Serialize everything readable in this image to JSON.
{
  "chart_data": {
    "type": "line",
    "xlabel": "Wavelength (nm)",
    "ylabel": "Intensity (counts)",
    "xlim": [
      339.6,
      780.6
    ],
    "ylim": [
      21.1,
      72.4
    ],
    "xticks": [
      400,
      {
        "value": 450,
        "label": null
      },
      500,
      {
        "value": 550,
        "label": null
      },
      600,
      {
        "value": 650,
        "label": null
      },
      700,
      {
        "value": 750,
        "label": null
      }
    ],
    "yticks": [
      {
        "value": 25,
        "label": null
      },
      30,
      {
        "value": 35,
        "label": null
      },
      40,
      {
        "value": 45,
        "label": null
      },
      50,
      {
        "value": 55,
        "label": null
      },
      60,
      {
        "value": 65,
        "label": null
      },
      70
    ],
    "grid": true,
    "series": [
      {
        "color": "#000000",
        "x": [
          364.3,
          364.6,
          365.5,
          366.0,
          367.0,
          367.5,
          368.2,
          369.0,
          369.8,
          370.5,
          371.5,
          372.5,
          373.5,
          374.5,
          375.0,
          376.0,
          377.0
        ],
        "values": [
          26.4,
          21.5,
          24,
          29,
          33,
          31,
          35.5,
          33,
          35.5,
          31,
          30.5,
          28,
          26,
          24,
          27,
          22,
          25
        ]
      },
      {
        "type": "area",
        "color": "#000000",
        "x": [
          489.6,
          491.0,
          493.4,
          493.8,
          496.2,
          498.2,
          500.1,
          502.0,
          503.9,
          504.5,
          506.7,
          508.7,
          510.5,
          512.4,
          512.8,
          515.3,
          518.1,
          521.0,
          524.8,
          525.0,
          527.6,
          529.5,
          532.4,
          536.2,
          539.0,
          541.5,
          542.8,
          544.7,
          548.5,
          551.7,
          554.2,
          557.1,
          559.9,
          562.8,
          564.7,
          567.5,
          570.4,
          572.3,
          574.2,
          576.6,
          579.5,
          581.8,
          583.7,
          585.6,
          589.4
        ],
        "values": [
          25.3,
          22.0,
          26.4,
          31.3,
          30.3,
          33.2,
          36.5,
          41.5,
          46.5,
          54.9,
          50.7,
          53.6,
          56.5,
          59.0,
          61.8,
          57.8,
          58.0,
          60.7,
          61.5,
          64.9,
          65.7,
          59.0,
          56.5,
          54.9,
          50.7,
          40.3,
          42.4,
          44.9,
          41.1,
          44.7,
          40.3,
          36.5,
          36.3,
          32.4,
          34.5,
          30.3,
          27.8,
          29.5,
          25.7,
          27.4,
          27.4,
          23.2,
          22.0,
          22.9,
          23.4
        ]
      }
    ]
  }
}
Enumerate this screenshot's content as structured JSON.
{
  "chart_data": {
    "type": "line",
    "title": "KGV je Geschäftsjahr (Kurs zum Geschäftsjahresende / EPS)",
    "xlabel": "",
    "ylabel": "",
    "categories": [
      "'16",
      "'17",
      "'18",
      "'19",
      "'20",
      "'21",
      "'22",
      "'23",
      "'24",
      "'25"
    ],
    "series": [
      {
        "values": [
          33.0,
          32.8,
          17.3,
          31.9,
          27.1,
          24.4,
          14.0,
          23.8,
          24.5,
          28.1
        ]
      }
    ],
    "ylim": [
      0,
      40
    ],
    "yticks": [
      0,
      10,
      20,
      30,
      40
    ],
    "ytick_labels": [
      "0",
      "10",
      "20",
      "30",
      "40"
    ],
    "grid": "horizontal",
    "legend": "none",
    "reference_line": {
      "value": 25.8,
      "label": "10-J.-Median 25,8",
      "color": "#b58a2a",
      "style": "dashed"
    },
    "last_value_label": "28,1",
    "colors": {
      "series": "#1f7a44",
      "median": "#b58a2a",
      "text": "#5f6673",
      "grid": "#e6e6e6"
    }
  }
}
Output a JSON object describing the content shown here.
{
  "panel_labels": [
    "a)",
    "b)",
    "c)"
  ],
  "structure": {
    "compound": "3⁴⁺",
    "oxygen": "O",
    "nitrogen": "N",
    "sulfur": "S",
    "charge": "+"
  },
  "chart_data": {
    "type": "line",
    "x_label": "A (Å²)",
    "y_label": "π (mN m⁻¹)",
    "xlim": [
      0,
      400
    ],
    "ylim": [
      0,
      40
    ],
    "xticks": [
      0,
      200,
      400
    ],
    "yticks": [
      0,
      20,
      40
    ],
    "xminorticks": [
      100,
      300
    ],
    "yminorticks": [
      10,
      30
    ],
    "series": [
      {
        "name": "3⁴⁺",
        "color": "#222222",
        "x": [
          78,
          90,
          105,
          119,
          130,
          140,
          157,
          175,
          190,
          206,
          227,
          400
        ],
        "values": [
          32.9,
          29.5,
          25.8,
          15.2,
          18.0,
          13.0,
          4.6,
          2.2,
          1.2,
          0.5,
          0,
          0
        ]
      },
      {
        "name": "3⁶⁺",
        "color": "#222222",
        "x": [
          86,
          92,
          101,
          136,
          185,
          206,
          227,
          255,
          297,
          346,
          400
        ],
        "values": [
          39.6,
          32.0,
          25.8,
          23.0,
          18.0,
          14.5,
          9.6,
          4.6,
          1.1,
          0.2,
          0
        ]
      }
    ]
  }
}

▬▬▬

- Short task
Retype every record above exactly as it appears.

- Task answer
Serialize everything readable in this image to JSON.
{
  "chart_data": {
    "type": "line",
    "xlabel": "Wavelength (nm)",
    "ylabel": "Intensity (counts)",
    "xlim": [
      339.6,
      780.6
    ],
    "ylim": [
      21.1,
      72.4
    ],
    "xticks": [
      400,
      {
        "value": 450,
        "label": null
      },
      500,
      {
        "value": 550,
        "label": null
      },
      600,
      {
        "value": 650,
        "label": null
      },
      700,
      {
        "value": 750,
        "label": null
      }
    ],
    "yticks": [
      {
        "value": 25,
        "label": null
      },
      30,
      {
        "value": 35,
        "label": null
      },
      40,
      {
        "value": 45,
        "label": null
      },
      50,
      {
        "value": 55,
        "label": null
      },
      60,
      {
        "value": 65,
        "label": null
      },
      70
    ],
    "grid": true,
    "series": [
      {
        "color": "#000000",
        "x": [
          364.3,
          364.6,
          365.5,
          366.0,
          367.0,
          367.5,
          368.2,
          369.0,
          369.8,
          370.5,
          371.5,
          372.5,
          373.5,
          374.5,
          375.0,
          376.0,
          377.0
        ],
        "values": [
          26.4,
          21.5,
          24,
          29,
          33,
          31,
          35.5,
          33,
          35.5,
          31,
          30.5,
          28,
          26,
          24,
          27,
          22,
          25
        ]
      },
      {
        "type": "area",
        "color": "#000000",
        "x": [
          489.6,
          491.0,
          493.4,
          493.8,
          496.2,
          498.2,
          500.1,
          502.0,
          503.9,
          504.5,
          506.7,
          508.7,
          510.5,
          512.4,
          512.8,
          515.3,
          518.1,
          521.0,
          524.8,
          525.0,
          527.6,
          529.5,
          532.4,
          536.2,
          539.0,
          541.5,
          542.8,
          544.7,
          548.5,
          551.7,
          554.2,
          557.1,
          559.9,
          562.8,
          564.7,
          567.5,
          570.4,
          572.3,
          574.2,
          576.6,
          579.5,
          581.8,
          583.7,
          585.6,
          589.4
        ],
        "values": [
          25.3,
          22.0,
          26.4,
          31.3,
          30.3,
          33.2,
          36.5,
          41.5,
          46.5,
          54.9,
          50.7,
          53.6,
          56.5,
          59.0,
          61.8,
          57.8,
          58.0,
          60.7,
          61.5,
          64.9,
          65.7,
          59.0,
          56.5,
          54.9,
          50.7,
          40.3,
          42.4,
          44.9,
          41.1,
          44.7,
          40.3,
          36.5,
          36.3,
          32.4,
          34.5,
          30.3,
          27.8,
          29.5,
          25.7,
          27.4,
          27.4,
          23.2,
          22.0,
          22.9,
          23.4
        ]
      }
    ]
  }
}
Enumerate this screenshot's content as structured JSON.
{
  "chart_data": {
    "type": "line",
    "title": "KGV je Geschäftsjahr (Kurs zum Geschäftsjahresende / EPS)",
    "xlabel": "",
    "ylabel": "",
    "categories": [
      "'16",
      "'17",
      "'18",
      "'19",
      "'20",
      "'21",
      "'22",
      "'23",
      "'24",
      "'25"
    ],
    "series": [
      {
        "values": [
          33.0,
          32.8,
          17.3,
          31.9,
          27.1,
          24.4,
          14.0,
          23.8,
          24.5,
          28.1
        ]
      }
    ],
    "ylim": [
      0,
      40
    ],
    "yticks": [
      0,
      10,
      20,
      30,
      40
    ],
    "ytick_labels": [
      "0",
      "10",
      "20",
      "30",
      "40"
    ],
    "grid": "horizontal",
    "legend": "none",
    "reference_line": {
      "value": 25.8,
      "label": "10-J.-Median 25,8",
      "color": "#b58a2a",
      "style": "dashed"
    },
    "last_value_label": "28,1",
    "colors": {
      "series": "#1f7a44",
      "median": "#b58a2a",
      "text": "#5f6673",
      "grid": "#e6e6e6"
    }
  }
}
Output a JSON object describing the content shown here.
{
  "panel_labels": [
    "a)",
    "b)",
    "c)"
  ],
  "structure": {
    "compound": "3⁴⁺",
    "oxygen": "O",
    "nitrogen": "N",
    "sulfur": "S",
    "charge": "+"
  },
  "chart_data": {
    "type": "line",
    "x_label": "A (Å²)",
    "y_label": "π (mN m⁻¹)",
    "xlim": [
      0,
      400
    ],
    "ylim": [
      0,
      40
    ],
    "xticks": [
      0,
      200,
      400
    ],
    "yticks": [
      0,
      20,
      40
    ],
    "xminorticks": [
      100,
      300
    ],
    "yminorticks": [
      10,
      30
    ],
    "series": [
      {
        "name": "3⁴⁺",
        "color": "#222222",
        "x": [
          78,
          90,
          105,
          119,
          130,
          140,
          157,
          175,
          190,
          206,
          227,
          400
        ],
        "values": [
          32.9,
          29.5,
          25.8,
          15.2,
          18.0,
          13.0,
          4.6,
          2.2,
          1.2,
          0.5,
          0,
          0
        ]
      },
      {
        "name": "3⁶⁺",
        "color": "#222222",
        "x": [
          86,
          92,
          101,
          136,
          185,
          206,
          227,
          255,
          297,
          346,
          400
        ],
        "values": [
          39.6,
          32.0,
          25.8,
          23.0,
          18.0,
          14.5,
          9.6,
          4.6,
          1.1,
          0.2,
          0
        ]
      }
    ]
  }
}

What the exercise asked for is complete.